What you need to do -
#1 In the Nationals–Giants game report, what overall record did the Nationals reach with Tuesday night's win?
#2 Carry the Nationals–Giants game report forward from its final sentence.

Daniel Murphy and Anthony Rendon celebrate after they both scored on a two-run single from Michael A. Taylor in the fifth inning. (Photo by Thearon W. Henderson/Getty Images)

SAN FRANCISCO – Something sinister hovered in the air Tuesday night, somewhere between the marine layer and the field at AT&T Park where the Washington Nationals beat the San Francisco Giants, 6-3. A combination of day-old angst and mutual uncertainty added an edge to the evening chill, looming like an accelerant above dying embers, a spark away from combustion.

Both teams said all the right things about the issue being handled, the feud complete, the trouble behind them. But it was not until the innings went on, the hours passed, and baseball consumed them again that the tension seemed to cool in the breeze off the bay. A day after one of the more explosive moments in Nationals history, they outlasted the Giants in a slow, slogging game that seemed to signal a detente. Before the game, Manager Dusty Baker suggested the best retaliation would be to beat the Giants on Tuesday night. That is exactly what his Nationals did, moving to 32-19 overall in the process with their 15th win in May.

At first, it seemed even the smallest spark could reignite the angst, a pitch thrown a bit too far inside, a malicious glance, or something like that. Disputes like the one in which Bryce Harper and Hunter Strickland involved their teammates and coaches Monday afternoon are not easily left behind.

But the umpires did not warn either side before the game, seemingly certain that the whole thing was over. Harper said as much before the game, that by heading to the mound he ensured the feud would end right then and there.

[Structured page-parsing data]
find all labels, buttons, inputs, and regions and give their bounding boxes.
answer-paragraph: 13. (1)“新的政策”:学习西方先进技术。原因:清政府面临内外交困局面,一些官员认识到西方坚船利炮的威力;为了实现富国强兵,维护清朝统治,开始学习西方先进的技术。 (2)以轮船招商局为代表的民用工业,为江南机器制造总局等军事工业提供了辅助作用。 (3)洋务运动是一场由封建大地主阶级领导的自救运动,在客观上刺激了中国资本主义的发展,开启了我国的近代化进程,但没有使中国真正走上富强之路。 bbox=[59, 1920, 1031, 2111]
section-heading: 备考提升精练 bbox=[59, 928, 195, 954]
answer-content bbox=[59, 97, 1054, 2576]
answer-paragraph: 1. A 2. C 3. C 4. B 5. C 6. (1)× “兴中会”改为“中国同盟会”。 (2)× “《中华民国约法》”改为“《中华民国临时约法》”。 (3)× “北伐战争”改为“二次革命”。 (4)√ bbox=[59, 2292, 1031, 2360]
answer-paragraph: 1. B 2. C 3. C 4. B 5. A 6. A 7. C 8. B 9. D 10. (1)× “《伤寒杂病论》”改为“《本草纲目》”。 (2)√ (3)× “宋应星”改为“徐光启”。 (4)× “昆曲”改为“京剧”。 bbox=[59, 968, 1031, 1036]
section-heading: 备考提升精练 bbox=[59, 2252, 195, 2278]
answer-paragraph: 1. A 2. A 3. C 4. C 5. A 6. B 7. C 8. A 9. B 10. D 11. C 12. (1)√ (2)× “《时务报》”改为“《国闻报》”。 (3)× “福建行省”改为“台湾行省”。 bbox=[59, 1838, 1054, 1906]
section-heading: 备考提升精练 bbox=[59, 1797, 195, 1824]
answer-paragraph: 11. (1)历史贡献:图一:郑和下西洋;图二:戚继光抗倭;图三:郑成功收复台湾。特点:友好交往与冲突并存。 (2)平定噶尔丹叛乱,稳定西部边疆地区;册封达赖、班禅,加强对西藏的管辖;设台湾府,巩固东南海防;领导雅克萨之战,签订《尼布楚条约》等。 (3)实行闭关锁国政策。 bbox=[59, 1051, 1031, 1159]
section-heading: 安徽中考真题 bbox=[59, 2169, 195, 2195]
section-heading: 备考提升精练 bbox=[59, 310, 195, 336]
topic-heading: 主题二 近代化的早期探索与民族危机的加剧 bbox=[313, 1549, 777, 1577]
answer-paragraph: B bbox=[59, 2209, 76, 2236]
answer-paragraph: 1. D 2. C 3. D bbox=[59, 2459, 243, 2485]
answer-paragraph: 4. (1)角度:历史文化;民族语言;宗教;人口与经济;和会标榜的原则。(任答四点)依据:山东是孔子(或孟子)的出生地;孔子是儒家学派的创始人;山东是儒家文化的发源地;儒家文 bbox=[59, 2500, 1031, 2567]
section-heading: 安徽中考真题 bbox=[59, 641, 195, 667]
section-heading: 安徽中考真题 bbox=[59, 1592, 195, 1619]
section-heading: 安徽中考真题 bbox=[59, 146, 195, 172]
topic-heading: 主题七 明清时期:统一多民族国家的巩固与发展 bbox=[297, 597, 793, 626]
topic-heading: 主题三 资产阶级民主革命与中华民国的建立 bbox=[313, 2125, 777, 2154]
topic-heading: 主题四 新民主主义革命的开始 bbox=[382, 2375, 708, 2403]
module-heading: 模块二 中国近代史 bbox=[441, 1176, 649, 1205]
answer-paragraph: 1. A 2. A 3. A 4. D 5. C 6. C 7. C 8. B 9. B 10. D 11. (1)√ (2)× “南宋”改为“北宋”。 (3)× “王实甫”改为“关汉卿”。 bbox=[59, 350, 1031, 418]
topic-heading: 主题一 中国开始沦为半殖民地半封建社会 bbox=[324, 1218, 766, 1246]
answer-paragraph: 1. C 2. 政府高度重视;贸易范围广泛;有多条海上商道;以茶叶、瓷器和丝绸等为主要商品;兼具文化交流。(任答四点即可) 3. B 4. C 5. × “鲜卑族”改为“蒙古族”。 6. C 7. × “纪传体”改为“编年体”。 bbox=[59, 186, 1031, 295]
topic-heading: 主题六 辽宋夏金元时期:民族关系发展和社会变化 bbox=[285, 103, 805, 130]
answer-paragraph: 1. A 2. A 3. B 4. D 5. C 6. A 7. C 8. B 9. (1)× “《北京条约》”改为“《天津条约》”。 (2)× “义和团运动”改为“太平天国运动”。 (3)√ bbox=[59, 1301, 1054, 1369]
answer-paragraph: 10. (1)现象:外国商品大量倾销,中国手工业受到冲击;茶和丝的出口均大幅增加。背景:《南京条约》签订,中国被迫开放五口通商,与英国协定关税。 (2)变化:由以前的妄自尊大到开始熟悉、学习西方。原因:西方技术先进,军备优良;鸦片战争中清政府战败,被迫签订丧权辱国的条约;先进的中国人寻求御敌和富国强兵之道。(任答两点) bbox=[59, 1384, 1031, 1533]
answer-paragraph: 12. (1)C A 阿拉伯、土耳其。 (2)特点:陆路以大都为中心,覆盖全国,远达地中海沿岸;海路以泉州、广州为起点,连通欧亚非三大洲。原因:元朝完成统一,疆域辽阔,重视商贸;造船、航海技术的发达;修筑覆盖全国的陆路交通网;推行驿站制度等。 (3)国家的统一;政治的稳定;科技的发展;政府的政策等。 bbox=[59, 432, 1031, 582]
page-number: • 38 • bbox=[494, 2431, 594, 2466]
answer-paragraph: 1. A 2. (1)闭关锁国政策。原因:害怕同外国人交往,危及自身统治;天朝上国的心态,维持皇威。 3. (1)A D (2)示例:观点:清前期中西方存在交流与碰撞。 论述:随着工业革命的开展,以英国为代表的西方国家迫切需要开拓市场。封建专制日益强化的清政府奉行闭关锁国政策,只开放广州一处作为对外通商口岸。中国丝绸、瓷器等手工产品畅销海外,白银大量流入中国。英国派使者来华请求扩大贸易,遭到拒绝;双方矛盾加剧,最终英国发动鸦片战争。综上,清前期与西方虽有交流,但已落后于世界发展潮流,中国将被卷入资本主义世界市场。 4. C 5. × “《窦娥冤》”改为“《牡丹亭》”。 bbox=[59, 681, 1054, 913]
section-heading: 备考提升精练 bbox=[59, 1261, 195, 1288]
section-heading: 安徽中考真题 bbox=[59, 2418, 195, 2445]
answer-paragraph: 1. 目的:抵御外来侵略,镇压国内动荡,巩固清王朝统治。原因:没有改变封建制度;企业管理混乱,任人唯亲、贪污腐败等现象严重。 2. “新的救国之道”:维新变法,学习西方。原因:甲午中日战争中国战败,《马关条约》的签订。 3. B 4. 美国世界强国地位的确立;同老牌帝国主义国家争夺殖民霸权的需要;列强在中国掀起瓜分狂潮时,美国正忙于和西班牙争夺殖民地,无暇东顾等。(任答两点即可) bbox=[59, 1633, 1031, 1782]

Solved problems -
#1 32-19

#2
[Bryce Harper suspended four games for fight; Giants’ Hunter Strickland gets six]

Even so, the game felt like it was being played on a tightrope early on, one filled with checkpoints that must be safely passed, lest the whole thing plummet into frustrated chaos once again.

The first checkpoint was Harper’s first at-bat, which came against Jeff Samardzija, the former Notre Dame football star who had hunted him during the brawl. He pitched to Harper, largely staying away in a seven-pitch at-bat. Harper grounded out to first and trotted back to the dugout. His teammates created two runs after that, when Ryan Zimmerman drove in Trea Turner, and Daniel Murphy drove in Zimmerman.

The next checkpoint was Buster Posey’s first at-bat. Though Posey played no role in the brawl – in fact, he was noticeably inactive as it began – he is the closest thing to Harper on the Giants’ roster, a star, a face of the franchise, an indispensable presence.

He came to bat with a man on second and two down in the first – in other words, with a base open, but also in a situation starter Gio Gonzalez would want to escape, not escalate. He did not throw at Posey, of course. He walked him, and was therefore left to get out of a first-inning jam while his fastball sat at 87 and 88 mph, instead of the usual 90 and 91.

“There was none of that in my mind,” Gonzalez said. “…I think that was done after yesterday. We had to just go out there and play the game. We couldn’t let that be more than it should have been.”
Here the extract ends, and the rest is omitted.